● Instruction A:
In the blog, which phone plan did the writer switch to on August 31, 2004?

● Text extract:
------------------------------------

薄荷绿茶

Tuesday, August 31, 2004

31st August 2004 Tuesday

Had another video taped presentation today. Think I still did not do well because the feedback from the tutor is still that I lack eye contact with my audience. Well, guess it takes time to adapt myself to presenting in front of a class. Was never a presentation. Or maybe I am as my friend says - "A born dull droning lecturer". *Sigh* Hope I do pull through the business communication module. I am not going to make it with such presentation skills. *Sigh*

Changed my Singtel plan today to the one with free incoming call. Basically to enable my mother's friends to be able to get hold of her even when I am on the internet and thus the phone is engaged. Lagging by a lot of readings and I still have no momentum for studies. *Sigh* Hope the recess week coming in two weeks time do help a little though I doubt so considering that I have a presentation on the recess week too. *Sigh* But guess I can only just wait and see how. *Yawn*

Monday, August 30, 2004

30th August 2004 Monday

Fed up. Very fed up with my law project mates. Can you believe that we spent two hours discussing a tiny question? If you are in my class in any way, please take out your company law tutorial 5 and have a look at question 3. Can you believe we took two hours on that question? Some of my group mates simply have no stand of their own. Can't he say something besides saying ok only? Yawn.

Sorry. A bit in a foul temper today. Really in a bad mood these days. Must be mad already. Must be due to the confusing modules I am taking this semester...... Forgive me......

Saturday, August 28, 2004

28th August 2004 Saturday

Didn't turn out much for the project today. Only got a couple of mathematical ratios and a few theories of our own. Really very difficult piece of work we have got there. Hope we do turn out something in the next meeting.

------------------------------------

● Listed records:
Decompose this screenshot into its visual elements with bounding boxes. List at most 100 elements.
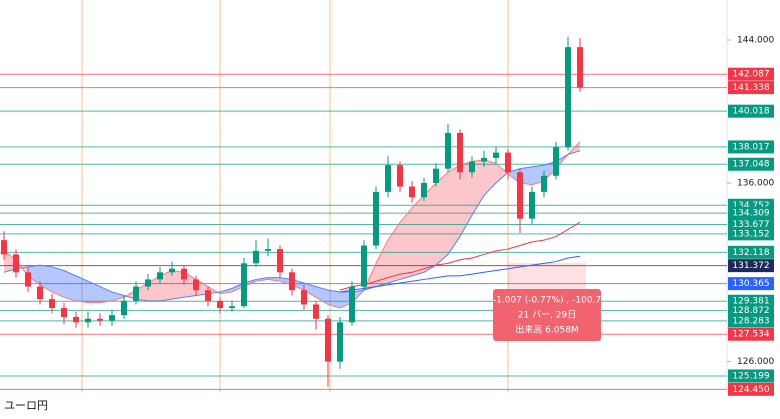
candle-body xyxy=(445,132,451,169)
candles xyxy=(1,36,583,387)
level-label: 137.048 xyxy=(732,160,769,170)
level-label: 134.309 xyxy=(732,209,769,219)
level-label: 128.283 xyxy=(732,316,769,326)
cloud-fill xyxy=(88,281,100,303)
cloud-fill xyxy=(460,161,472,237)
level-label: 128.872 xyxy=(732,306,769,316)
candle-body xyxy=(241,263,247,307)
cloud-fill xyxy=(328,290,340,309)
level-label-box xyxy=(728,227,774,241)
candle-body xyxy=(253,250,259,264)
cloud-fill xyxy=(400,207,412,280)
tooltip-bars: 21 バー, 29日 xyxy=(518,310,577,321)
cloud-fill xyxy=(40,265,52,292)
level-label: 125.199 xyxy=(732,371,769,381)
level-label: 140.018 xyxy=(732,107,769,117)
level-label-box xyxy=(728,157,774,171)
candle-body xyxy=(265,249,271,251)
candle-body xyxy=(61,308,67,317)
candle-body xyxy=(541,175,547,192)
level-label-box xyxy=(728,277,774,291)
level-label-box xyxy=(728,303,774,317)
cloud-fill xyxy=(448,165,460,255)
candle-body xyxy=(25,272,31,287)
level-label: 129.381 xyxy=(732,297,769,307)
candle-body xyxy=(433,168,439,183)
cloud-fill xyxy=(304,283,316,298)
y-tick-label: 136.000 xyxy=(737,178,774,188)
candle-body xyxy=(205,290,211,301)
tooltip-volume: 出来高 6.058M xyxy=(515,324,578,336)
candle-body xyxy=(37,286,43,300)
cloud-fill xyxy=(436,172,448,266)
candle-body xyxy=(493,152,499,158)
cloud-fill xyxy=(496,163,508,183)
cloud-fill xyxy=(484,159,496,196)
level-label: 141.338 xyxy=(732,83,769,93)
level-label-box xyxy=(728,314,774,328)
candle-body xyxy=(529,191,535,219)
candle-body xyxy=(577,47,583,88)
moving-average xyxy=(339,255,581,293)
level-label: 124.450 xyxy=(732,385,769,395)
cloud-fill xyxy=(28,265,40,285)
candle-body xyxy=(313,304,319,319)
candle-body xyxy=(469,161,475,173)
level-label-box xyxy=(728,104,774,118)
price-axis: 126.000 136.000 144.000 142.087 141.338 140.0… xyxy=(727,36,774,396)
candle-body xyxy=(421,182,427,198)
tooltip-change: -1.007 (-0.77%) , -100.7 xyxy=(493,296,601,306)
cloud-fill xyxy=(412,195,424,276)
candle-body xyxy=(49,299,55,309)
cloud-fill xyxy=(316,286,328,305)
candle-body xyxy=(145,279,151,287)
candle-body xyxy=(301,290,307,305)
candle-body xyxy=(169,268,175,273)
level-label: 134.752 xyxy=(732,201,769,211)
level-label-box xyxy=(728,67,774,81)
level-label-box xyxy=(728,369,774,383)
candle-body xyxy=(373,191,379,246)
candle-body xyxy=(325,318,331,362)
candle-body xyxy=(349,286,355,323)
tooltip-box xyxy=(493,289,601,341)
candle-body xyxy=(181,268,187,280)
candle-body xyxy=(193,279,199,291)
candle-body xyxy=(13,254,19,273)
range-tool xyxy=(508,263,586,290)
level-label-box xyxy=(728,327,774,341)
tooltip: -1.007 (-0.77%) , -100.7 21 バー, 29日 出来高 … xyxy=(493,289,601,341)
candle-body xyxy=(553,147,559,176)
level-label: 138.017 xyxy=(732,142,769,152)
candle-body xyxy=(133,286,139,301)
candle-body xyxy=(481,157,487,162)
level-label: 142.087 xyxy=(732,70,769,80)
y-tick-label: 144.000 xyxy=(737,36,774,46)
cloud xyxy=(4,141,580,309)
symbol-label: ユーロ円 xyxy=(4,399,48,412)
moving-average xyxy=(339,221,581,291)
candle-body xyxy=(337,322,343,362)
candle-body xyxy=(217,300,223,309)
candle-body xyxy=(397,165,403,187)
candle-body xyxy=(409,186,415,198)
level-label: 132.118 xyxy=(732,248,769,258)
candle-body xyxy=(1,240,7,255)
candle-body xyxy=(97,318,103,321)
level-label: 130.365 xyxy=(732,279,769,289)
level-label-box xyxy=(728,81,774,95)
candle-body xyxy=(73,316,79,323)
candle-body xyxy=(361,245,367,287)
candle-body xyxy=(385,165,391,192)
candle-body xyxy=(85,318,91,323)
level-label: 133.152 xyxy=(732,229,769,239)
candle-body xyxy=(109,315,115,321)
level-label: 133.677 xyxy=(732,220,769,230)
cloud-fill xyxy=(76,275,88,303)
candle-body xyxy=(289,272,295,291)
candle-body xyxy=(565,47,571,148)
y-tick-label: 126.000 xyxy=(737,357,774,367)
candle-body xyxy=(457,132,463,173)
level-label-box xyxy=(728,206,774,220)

------------------------------------

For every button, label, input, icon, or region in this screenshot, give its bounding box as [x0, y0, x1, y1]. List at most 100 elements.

------------------------------------

● Instruction B:
Convert the entries into a JSON list of strings, one string per line, starting with the line that contains "Decompose this screenshot" and going on through the line that contains "level-label: 128.872 xyxy=(732,306,769,316)". Omit blank lines and leave the pictures out.

● Finished answer A:
A Singtel plan with free incoming calls.

● Finished answer B:
[
  "Decompose this screenshot into its visual elements with bounding boxes. List at most 100 elements.",
  "candle-body xyxy=(445,132,451,169)",
  "candles xyxy=(1,36,583,387)",
  "level-label: 137.048 xyxy=(732,160,769,170)",
  "level-label: 134.309 xyxy=(732,209,769,219)",
  "level-label: 128.283 xyxy=(732,316,769,326)",
  "cloud-fill xyxy=(88,281,100,303)",
  "cloud-fill xyxy=(460,161,472,237)",
  "level-label: 128.872 xyxy=(732,306,769,316)"
]